Saved entries

-- start --

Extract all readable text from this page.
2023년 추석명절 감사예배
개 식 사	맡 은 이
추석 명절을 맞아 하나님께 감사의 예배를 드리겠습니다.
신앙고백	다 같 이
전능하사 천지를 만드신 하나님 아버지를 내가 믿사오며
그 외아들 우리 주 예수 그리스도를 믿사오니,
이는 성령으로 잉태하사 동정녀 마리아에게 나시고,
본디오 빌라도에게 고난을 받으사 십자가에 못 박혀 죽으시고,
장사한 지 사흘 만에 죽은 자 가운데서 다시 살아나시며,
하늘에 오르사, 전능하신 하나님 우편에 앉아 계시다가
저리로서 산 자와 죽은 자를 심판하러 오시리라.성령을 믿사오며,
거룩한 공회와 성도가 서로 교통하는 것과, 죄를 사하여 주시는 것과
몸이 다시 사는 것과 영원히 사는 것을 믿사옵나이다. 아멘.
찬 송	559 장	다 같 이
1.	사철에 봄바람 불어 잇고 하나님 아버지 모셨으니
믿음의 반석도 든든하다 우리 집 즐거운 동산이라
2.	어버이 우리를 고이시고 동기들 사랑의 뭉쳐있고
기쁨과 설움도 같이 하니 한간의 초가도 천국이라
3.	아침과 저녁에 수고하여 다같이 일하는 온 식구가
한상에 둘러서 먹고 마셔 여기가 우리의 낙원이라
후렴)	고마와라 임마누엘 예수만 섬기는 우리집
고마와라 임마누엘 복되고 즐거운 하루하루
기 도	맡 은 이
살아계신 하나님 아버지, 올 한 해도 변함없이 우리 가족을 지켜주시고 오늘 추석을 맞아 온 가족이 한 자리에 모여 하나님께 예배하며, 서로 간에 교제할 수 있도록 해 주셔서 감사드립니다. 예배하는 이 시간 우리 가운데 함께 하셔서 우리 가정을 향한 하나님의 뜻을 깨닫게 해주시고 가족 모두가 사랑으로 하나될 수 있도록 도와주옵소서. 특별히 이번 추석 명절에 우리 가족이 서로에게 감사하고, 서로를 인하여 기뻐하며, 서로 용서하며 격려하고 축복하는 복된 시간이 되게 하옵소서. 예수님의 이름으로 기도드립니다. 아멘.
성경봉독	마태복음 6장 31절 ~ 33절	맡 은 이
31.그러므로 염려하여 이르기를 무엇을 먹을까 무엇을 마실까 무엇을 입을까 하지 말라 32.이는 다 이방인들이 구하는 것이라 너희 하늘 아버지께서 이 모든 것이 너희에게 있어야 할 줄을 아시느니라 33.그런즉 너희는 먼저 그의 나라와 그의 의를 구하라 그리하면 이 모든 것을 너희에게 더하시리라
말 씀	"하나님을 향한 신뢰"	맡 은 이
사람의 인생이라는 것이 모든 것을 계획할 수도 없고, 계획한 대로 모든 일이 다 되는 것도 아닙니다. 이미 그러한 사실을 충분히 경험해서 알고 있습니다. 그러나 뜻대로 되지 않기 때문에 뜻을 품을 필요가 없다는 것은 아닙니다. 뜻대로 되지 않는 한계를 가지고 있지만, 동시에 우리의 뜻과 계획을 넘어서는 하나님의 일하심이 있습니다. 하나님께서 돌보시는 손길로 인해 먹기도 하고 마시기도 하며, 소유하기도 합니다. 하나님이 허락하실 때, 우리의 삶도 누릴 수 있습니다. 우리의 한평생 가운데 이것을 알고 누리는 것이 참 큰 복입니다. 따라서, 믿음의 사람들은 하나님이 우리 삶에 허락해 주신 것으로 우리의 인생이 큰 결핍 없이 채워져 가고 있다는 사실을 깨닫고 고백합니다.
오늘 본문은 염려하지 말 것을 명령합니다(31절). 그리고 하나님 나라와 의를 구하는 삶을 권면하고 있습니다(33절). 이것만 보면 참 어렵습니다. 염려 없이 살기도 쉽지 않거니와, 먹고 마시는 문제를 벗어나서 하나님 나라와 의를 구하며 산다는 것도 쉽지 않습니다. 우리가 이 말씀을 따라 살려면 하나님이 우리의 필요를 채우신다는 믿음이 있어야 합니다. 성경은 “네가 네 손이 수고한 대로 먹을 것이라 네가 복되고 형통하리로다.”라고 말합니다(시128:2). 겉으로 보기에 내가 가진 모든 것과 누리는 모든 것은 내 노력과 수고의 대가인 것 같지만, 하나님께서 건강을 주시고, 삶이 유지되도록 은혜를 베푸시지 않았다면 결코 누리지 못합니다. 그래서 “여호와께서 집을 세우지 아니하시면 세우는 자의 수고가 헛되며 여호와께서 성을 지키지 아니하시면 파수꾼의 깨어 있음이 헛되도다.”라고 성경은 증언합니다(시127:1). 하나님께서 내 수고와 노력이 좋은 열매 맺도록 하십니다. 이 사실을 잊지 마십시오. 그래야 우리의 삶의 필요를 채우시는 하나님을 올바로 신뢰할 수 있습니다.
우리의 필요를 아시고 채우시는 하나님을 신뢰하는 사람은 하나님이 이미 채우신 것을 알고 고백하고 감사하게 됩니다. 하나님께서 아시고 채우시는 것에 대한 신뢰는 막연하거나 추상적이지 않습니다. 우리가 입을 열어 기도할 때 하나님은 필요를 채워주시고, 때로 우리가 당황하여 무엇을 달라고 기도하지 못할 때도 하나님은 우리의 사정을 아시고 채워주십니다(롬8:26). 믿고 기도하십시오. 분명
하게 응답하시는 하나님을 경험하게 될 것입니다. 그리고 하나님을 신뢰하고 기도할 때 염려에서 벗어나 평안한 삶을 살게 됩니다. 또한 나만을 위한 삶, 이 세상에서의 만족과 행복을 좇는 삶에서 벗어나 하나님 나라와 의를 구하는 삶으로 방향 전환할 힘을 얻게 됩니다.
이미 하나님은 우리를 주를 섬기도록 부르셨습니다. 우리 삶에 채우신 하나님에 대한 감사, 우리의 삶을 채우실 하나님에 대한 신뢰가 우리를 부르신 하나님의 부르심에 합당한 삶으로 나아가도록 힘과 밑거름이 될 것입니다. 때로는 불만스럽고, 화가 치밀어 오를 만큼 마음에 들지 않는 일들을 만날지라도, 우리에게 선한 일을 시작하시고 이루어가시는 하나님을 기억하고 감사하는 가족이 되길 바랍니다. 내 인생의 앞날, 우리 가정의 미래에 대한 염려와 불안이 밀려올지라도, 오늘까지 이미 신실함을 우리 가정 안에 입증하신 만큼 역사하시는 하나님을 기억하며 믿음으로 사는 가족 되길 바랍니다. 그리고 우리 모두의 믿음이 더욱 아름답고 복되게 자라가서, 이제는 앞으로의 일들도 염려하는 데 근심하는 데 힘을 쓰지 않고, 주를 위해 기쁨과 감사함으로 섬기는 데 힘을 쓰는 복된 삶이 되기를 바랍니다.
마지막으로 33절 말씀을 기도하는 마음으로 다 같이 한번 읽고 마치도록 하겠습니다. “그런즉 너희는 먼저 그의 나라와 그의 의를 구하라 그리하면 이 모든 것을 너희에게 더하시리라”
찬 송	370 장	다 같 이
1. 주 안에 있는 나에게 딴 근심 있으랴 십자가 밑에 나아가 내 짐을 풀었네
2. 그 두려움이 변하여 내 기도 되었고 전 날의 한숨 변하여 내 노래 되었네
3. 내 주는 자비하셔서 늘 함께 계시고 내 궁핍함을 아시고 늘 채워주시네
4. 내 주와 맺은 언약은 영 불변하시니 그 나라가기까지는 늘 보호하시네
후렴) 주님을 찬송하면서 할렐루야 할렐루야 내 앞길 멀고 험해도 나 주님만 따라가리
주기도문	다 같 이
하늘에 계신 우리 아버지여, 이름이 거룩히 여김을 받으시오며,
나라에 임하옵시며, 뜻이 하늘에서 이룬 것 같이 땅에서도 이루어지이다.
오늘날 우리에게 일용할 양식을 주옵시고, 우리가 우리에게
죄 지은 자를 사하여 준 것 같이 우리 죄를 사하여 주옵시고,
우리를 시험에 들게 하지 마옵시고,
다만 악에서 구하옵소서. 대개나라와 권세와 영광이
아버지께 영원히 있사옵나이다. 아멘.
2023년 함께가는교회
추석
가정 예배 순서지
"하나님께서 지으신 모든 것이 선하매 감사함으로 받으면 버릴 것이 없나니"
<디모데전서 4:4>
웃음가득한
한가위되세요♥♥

-- end --

Check each line of the data above for the word "너희에게" and say how many lines contain it, giving nothing besides the number.

2